[start LISTING]
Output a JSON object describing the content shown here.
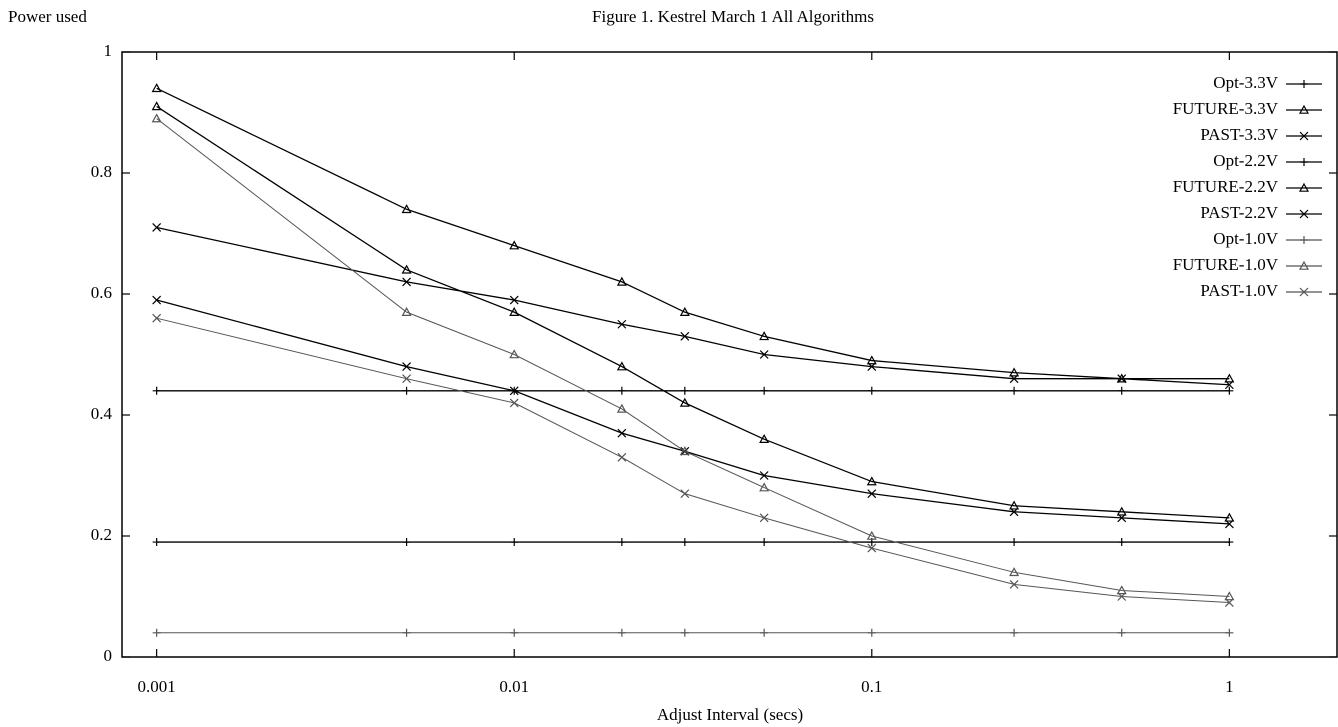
{
  "chart_data": {
    "type": "line",
    "title": "Figure 1. Kestrel March 1 All Algorithms",
    "y_label": "Power used",
    "x_label": "Adjust Interval (secs)",
    "x_scale": "log",
    "x": [
      0.001,
      0.005,
      0.01,
      0.02,
      0.03,
      0.05,
      0.1,
      0.25,
      0.5,
      1
    ],
    "xlim": [
      0.0008,
      2
    ],
    "xticks": [
      0.001,
      0.01,
      0.1,
      1
    ],
    "ylim": [
      0,
      1
    ],
    "yticks": [
      0,
      0.2,
      0.4,
      0.6,
      0.8,
      1
    ],
    "legend": "top-right",
    "series": [
      {
        "name": "Opt-3.3V",
        "color": "#000000",
        "marker": "plus",
        "values": [
          0.44,
          0.44,
          0.44,
          0.44,
          0.44,
          0.44,
          0.44,
          0.44,
          0.44,
          0.44
        ]
      },
      {
        "name": "FUTURE-3.3V",
        "color": "#000000",
        "marker": "triangle",
        "values": [
          0.94,
          0.74,
          0.68,
          0.62,
          0.57,
          0.53,
          0.49,
          0.47,
          0.46,
          0.46
        ]
      },
      {
        "name": "PAST-3.3V",
        "color": "#000000",
        "marker": "cross",
        "values": [
          0.71,
          0.62,
          0.59,
          0.55,
          0.53,
          0.5,
          0.48,
          0.46,
          0.46,
          0.45
        ]
      },
      {
        "name": "Opt-2.2V",
        "color": "#000000",
        "marker": "plus",
        "values": [
          0.19,
          0.19,
          0.19,
          0.19,
          0.19,
          0.19,
          0.19,
          0.19,
          0.19,
          0.19
        ]
      },
      {
        "name": "FUTURE-2.2V",
        "color": "#000000",
        "marker": "triangle",
        "values": [
          0.91,
          0.64,
          0.57,
          0.48,
          0.42,
          0.36,
          0.29,
          0.25,
          0.24,
          0.23
        ]
      },
      {
        "name": "PAST-2.2V",
        "color": "#000000",
        "marker": "cross",
        "values": [
          0.59,
          0.48,
          0.44,
          0.37,
          0.34,
          0.3,
          0.27,
          0.24,
          0.23,
          0.22
        ]
      },
      {
        "name": "Opt-1.0V",
        "color": "#555555",
        "marker": "plus",
        "values": [
          0.04,
          0.04,
          0.04,
          0.04,
          0.04,
          0.04,
          0.04,
          0.04,
          0.04,
          0.04
        ]
      },
      {
        "name": "FUTURE-1.0V",
        "color": "#555555",
        "marker": "triangle",
        "values": [
          0.89,
          0.57,
          0.5,
          0.41,
          0.34,
          0.28,
          0.2,
          0.14,
          0.11,
          0.1
        ]
      },
      {
        "name": "PAST-1.0V",
        "color": "#555555",
        "marker": "cross",
        "values": [
          0.56,
          0.46,
          0.42,
          0.33,
          0.27,
          0.23,
          0.18,
          0.12,
          0.1,
          0.09
        ]
      }
    ]
  }
}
[end LISTING]
Find how many lines in the listing hold "name", and reply with that number only.

● **TASK SOLUTION**
9